Requests:
A – In the news excerpt, how much was the transfer from the MBA account to Audebert's personal business account?
B – Write out the news excerpt between "Carrick said the Board" and "MBA escrow account.", inclusive.

Reading text:
☆ ☆ ☆
Mikael Audebert resigned from the MBA in October and was fired from his post as executive director of Come Out With Pride in November. Since then, the MBA Board and its subsidiary organizations have revealed a financial mess, blaming Audebert, but until now had not accused Audebert of any criminal wrongdoing.

“The Financial Committee has come to the conclusion that wrong was done,” said Nayte Carrick, current president of the MBA. “Because of that, we are recommending to the board that they file a police report and pursue criminal action.”

Carrick said the Board will be presented with a full report Dec. 5, “unless astounding new information becomes available.”

“We feel very confident that we’ll get a unanimous vote to move forward,” he said.

Carrick said there are numerous occasions where funds were spent inappropriately, primarily where one subsidiary would pay another subsidiary’s expenses without board authorization.

“There’s a big difference between an unauthorized transaction and a fraudulent transaction,” he said, confirming that there are two key transactions that the committee feels were fraudulent.
One was a $1,300 transfer from the MBA account to Audebert’s personal business account.

“It was unauthorized for him to take that money,” Carrick said.

The second transaction was for $2,000, listed in accounting records as a transfer to an MBA escrow account.
☆ ☆ ☆
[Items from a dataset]
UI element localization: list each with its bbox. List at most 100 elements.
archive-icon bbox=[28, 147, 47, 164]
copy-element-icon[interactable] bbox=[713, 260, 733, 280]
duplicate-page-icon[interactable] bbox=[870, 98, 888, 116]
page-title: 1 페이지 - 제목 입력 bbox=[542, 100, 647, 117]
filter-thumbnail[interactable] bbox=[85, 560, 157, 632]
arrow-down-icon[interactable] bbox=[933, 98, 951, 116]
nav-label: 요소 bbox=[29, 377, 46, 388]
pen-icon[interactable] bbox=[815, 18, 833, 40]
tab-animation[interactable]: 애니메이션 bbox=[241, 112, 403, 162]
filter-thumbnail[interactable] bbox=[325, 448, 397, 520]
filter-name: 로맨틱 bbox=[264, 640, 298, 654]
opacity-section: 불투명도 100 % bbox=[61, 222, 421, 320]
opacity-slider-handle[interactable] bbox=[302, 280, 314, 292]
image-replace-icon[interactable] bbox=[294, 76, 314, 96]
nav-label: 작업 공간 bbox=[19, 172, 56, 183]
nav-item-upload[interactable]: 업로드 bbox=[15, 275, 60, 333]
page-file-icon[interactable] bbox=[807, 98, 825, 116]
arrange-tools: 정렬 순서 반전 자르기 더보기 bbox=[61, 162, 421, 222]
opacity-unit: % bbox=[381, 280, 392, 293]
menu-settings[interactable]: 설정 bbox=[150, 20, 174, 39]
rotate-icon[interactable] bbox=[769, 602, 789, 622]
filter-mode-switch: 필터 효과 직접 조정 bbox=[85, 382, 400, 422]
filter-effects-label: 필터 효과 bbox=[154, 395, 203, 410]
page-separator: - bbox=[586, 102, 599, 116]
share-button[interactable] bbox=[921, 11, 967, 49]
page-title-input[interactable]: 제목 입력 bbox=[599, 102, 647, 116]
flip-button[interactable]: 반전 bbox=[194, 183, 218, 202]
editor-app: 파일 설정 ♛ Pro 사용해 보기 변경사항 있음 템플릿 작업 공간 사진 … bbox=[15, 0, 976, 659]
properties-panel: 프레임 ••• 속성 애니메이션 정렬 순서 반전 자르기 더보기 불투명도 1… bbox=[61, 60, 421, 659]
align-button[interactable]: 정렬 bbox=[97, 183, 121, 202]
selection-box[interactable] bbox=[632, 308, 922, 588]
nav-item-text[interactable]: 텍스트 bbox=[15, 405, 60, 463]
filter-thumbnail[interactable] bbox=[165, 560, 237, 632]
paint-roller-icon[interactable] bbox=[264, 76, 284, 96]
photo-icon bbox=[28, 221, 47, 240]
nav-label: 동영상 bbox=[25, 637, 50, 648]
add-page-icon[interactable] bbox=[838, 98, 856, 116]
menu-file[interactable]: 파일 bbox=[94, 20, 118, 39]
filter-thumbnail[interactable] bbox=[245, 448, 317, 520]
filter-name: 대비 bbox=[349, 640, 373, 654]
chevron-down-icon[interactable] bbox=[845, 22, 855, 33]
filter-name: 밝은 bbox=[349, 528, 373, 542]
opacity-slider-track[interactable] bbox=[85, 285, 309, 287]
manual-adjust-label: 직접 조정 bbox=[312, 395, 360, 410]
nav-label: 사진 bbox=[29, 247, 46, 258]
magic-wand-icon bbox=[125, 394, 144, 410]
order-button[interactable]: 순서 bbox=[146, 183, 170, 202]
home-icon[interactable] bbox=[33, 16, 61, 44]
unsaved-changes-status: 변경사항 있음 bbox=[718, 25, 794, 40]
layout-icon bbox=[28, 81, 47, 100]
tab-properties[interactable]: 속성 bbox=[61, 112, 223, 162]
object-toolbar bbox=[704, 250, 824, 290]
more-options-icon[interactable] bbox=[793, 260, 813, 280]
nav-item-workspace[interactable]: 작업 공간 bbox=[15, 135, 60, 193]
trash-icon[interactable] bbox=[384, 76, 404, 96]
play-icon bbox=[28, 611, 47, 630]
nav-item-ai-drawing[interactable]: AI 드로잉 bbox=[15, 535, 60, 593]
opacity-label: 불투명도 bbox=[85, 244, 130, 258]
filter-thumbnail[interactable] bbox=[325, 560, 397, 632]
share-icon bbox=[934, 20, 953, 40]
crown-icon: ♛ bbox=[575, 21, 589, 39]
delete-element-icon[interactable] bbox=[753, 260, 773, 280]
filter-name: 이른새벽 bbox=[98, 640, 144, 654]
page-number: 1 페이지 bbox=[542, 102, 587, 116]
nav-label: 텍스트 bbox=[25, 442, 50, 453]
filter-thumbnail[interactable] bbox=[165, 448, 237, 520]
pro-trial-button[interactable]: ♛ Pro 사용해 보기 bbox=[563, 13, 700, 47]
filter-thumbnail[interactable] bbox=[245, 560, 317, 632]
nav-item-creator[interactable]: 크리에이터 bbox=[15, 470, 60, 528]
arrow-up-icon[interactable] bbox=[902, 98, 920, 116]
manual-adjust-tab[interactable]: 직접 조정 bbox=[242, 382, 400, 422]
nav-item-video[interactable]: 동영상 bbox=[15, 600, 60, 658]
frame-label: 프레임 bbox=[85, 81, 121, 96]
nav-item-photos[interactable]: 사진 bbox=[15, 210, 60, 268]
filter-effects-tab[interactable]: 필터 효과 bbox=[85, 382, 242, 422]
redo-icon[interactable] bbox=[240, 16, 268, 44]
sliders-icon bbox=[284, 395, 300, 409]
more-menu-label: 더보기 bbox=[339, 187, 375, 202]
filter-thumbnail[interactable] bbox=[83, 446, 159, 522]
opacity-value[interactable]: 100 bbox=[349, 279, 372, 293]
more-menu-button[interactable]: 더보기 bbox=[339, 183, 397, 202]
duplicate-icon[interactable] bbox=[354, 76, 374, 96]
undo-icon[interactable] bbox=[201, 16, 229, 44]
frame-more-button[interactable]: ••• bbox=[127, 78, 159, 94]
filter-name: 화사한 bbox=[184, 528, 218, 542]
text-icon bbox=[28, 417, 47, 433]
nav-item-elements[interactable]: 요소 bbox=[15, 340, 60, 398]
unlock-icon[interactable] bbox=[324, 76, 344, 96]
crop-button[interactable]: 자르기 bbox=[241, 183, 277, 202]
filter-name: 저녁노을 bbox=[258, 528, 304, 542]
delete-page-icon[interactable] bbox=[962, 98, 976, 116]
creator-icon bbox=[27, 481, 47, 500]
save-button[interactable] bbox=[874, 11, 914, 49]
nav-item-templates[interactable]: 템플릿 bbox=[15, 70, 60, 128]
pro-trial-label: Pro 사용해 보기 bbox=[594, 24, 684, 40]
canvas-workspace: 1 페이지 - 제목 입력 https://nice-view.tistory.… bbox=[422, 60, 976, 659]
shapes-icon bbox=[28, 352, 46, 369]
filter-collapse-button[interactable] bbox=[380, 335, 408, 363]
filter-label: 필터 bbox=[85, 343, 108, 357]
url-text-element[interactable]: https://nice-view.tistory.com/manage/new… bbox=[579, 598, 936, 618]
☆ ☆ ☆
Responses in order:
A – $1,300

B –
Carrick said the Board will be presented with a full report Dec. 5, “unless astounding new information becomes available.”

“We feel very confident that we’ll get a unanimous vote to move forward,” he said.

Carrick said there are numerous occasions where funds were spent inappropriately, primarily where one subsidiary would pay another subsidiary’s expenses without board authorization.

“There’s a big difference between an unauthorized transaction and a fraudulent transaction,” he said, confirming that there are two key transactions that the committee feels were fraudulent.
One was a $1,300 transfer from the MBA account to Audebert’s personal business account.

“It was unauthorized for him to take that money,” Carrick said.

The second transaction was for $2,000, listed in accounting records as a transfer to an MBA escrow account.